● WRITTEN TASK
Report only the number of lines that hold the word "JSON".

Records about charts and figures
┌──
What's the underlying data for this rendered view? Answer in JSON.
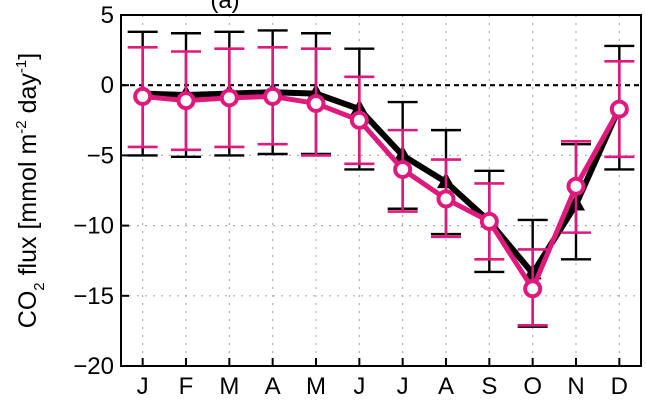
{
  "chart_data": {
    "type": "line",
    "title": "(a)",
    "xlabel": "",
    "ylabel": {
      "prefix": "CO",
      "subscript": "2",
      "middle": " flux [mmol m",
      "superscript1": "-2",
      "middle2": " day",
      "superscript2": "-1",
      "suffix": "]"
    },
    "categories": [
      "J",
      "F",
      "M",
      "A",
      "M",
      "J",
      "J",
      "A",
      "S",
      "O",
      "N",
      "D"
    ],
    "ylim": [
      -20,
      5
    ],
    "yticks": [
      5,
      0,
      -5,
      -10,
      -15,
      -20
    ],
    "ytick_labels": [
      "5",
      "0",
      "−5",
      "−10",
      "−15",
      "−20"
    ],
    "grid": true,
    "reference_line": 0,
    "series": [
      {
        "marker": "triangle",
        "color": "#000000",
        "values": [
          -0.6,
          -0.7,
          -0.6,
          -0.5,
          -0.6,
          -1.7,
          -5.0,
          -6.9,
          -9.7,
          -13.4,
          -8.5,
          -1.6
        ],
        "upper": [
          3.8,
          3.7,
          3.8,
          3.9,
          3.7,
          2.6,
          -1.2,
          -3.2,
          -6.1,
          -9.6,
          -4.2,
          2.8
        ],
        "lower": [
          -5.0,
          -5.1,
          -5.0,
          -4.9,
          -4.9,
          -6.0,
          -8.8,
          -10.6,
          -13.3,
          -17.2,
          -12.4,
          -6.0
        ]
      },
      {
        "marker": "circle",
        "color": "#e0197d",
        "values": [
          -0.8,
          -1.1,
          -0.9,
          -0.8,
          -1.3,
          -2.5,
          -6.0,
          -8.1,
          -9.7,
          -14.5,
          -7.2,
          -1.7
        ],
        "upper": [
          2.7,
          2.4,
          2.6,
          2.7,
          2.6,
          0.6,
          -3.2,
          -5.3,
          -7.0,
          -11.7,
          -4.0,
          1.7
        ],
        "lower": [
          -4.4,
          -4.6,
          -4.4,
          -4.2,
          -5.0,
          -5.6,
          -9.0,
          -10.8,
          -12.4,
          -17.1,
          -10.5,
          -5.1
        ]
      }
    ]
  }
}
└──
┌──
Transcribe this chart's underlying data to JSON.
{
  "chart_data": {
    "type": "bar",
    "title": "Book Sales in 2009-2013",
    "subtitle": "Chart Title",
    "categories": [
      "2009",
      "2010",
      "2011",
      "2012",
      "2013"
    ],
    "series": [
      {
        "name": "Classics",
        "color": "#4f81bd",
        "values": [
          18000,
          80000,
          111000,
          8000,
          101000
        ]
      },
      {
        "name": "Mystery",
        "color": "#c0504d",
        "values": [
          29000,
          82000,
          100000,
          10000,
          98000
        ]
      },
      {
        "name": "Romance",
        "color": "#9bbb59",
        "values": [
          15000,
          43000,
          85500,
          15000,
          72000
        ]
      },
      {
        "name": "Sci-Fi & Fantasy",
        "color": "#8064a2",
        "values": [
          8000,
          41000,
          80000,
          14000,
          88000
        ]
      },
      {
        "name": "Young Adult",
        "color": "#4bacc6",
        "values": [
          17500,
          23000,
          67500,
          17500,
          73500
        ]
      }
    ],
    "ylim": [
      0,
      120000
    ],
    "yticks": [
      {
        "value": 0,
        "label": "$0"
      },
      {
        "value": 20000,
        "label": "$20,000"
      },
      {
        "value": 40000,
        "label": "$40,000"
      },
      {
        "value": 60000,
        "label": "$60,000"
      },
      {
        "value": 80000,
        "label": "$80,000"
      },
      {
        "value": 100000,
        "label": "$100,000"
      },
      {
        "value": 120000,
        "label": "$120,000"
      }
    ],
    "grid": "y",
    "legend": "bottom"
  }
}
└──
● RIGHT ANSWER
2